Dataset rows:
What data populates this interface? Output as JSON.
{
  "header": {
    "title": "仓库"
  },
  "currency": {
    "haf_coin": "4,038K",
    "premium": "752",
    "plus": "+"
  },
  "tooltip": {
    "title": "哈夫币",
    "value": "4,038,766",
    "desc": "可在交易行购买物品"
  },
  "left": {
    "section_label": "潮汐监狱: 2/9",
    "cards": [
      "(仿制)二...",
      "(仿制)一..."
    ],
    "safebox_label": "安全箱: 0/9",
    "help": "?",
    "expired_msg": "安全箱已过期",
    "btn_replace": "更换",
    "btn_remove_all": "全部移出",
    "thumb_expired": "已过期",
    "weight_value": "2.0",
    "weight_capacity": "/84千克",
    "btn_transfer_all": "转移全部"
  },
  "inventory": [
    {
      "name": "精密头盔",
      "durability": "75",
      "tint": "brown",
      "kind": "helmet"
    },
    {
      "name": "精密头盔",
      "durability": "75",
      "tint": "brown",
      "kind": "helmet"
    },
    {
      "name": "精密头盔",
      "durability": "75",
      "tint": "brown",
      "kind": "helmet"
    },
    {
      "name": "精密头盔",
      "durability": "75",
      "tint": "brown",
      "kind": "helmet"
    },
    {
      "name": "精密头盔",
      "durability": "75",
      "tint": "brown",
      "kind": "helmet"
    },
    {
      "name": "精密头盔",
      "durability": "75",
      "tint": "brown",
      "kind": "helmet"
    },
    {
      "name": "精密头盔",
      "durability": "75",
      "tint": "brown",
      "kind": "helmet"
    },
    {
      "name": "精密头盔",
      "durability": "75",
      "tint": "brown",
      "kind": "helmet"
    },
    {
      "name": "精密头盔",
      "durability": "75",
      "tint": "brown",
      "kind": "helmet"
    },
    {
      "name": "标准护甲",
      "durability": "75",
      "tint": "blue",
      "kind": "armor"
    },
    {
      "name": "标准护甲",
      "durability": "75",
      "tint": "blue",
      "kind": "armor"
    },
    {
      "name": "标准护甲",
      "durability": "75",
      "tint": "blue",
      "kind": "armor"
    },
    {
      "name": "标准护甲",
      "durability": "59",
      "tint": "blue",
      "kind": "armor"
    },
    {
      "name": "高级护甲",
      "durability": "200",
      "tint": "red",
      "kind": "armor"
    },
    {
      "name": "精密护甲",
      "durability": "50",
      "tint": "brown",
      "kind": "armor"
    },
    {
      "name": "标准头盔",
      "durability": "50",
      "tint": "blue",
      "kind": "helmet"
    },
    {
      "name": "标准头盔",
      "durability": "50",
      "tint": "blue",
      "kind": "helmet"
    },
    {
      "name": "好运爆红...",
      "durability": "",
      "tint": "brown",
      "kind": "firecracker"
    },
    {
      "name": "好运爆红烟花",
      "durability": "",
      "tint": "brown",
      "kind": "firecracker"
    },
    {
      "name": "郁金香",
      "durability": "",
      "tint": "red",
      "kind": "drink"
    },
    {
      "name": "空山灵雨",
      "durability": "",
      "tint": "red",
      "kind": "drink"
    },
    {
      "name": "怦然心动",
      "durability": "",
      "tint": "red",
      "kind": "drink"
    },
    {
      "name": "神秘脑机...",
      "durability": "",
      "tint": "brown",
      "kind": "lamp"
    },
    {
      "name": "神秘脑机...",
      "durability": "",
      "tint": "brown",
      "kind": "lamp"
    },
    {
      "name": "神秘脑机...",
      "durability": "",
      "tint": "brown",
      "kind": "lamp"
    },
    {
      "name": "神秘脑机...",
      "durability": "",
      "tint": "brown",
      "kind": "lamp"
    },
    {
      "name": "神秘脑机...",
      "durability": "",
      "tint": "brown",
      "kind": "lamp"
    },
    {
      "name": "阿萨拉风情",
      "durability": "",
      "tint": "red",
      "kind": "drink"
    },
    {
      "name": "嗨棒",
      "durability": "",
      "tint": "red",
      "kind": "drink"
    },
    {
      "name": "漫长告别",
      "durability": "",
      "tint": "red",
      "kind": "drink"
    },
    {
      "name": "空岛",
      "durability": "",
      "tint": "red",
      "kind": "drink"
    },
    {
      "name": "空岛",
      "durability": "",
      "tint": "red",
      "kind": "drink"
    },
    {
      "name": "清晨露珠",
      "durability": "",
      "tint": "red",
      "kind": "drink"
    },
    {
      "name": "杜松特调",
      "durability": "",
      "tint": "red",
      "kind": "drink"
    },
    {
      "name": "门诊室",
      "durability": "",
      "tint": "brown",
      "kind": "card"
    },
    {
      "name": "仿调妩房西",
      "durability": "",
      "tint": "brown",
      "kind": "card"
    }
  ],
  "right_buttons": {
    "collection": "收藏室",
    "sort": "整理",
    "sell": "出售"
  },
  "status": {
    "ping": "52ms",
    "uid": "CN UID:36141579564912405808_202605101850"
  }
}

What is required: Above are the records; retype every one exactly.

Result below:
What data populates this interface? Output as JSON.
{
  "header": {
    "title": "仓库"
  },
  "currency": {
    "haf_coin": "4,038K",
    "premium": "752",
    "plus": "+"
  },
  "tooltip": {
    "title": "哈夫币",
    "value": "4,038,766",
    "desc": "可在交易行购买物品"
  },
  "left": {
    "section_label": "潮汐监狱: 2/9",
    "cards": [
      "(仿制)二...",
      "(仿制)一..."
    ],
    "safebox_label": "安全箱: 0/9",
    "help": "?",
    "expired_msg": "安全箱已过期",
    "btn_replace": "更换",
    "btn_remove_all": "全部移出",
    "thumb_expired": "已过期",
    "weight_value": "2.0",
    "weight_capacity": "/84千克",
    "btn_transfer_all": "转移全部"
  },
  "inventory": [
    {
      "name": "精密头盔",
      "durability": "75",
      "tint": "brown",
      "kind": "helmet"
    },
    {
      "name": "精密头盔",
      "durability": "75",
      "tint": "brown",
      "kind": "helmet"
    },
    {
      "name": "精密头盔",
      "durability": "75",
      "tint": "brown",
      "kind": "helmet"
    },
    {
      "name": "精密头盔",
      "durability": "75",
      "tint": "brown",
      "kind": "helmet"
    },
    {
      "name": "精密头盔",
      "durability": "75",
      "tint": "brown",
      "kind": "helmet"
    },
    {
      "name": "精密头盔",
      "durability": "75",
      "tint": "brown",
      "kind": "helmet"
    },
    {
      "name": "精密头盔",
      "durability": "75",
      "tint": "brown",
      "kind": "helmet"
    },
    {
      "name": "精密头盔",
      "durability": "75",
      "tint": "brown",
      "kind": "helmet"
    },
    {
      "name": "精密头盔",
      "durability": "75",
      "tint": "brown",
      "kind": "helmet"
    },
    {
      "name": "标准护甲",
      "durability": "75",
      "tint": "blue",
      "kind": "armor"
    },
    {
      "name": "标准护甲",
      "durability": "75",
      "tint": "blue",
      "kind": "armor"
    },
    {
      "name": "标准护甲",
      "durability": "75",
      "tint": "blue",
      "kind": "armor"
    },
    {
      "name": "标准护甲",
      "durability": "59",
      "tint": "blue",
      "kind": "armor"
    },
    {
      "name": "高级护甲",
      "durability": "200",
      "tint": "red",
      "kind": "armor"
    },
    {
      "name": "精密护甲",
      "durability": "50",
      "tint": "brown",
      "kind": "armor"
    },
    {
      "name": "标准头盔",
      "durability": "50",
      "tint": "blue",
      "kind": "helmet"
    },
    {
      "name": "标准头盔",
      "durability": "50",
      "tint": "blue",
      "kind": "helmet"
    },
    {
      "name": "好运爆红...",
      "durability": "",
      "tint": "brown",
      "kind": "firecracker"
    },
    {
      "name": "好运爆红烟花",
      "durability": "",
      "tint": "brown",
      "kind": "firecracker"
    },
    {
      "name": "郁金香",
      "durability": "",
      "tint": "red",
      "kind": "drink"
    },
    {
      "name": "空山灵雨",
      "durability": "",
      "tint": "red",
      "kind": "drink"
    },
    {
      "name": "怦然心动",
      "durability": "",
      "tint": "red",
      "kind": "drink"
    },
    {
      "name": "神秘脑机...",
      "durability": "",
      "tint": "brown",
      "kind": "lamp"
    },
    {
      "name": "神秘脑机...",
      "durability": "",
      "tint": "brown",
      "kind": "lamp"
    },
    {
      "name": "神秘脑机...",
      "durability": "",
      "tint": "brown",
      "kind": "lamp"
    },
    {
      "name": "神秘脑机...",
      "durability": "",
      "tint": "brown",
      "kind": "lamp"
    },
    {
      "name": "神秘脑机...",
      "durability": "",
      "tint": "brown",
      "kind": "lamp"
    },
    {
      "name": "阿萨拉风情",
      "durability": "",
      "tint": "red",
      "kind": "drink"
    },
    {
      "name": "嗨棒",
      "durability": "",
      "tint": "red",
      "kind": "drink"
    },
    {
      "name": "漫长告别",
      "durability": "",
      "tint": "red",
      "kind": "drink"
    },
    {
      "name": "空岛",
      "durability": "",
      "tint": "red",
      "kind": "drink"
    },
    {
      "name": "空岛",
      "durability": "",
      "tint": "red",
      "kind": "drink"
    },
    {
      "name": "清晨露珠",
      "durability": "",
      "tint": "red",
      "kind": "drink"
    },
    {
      "name": "杜松特调",
      "durability": "",
      "tint": "red",
      "kind": "drink"
    },
    {
      "name": "门诊室",
      "durability": "",
      "tint": "brown",
      "kind": "card"
    },
    {
      "name": "仿调妩房西",
      "durability": "",
      "tint": "brown",
      "kind": "card"
    }
  ],
  "right_buttons": {
    "collection": "收藏室",
    "sort": "整理",
    "sell": "出售"
  },
  "status": {
    "ping": "52ms",
    "uid": "CN UID:36141579564912405808_202605101850"
  }
}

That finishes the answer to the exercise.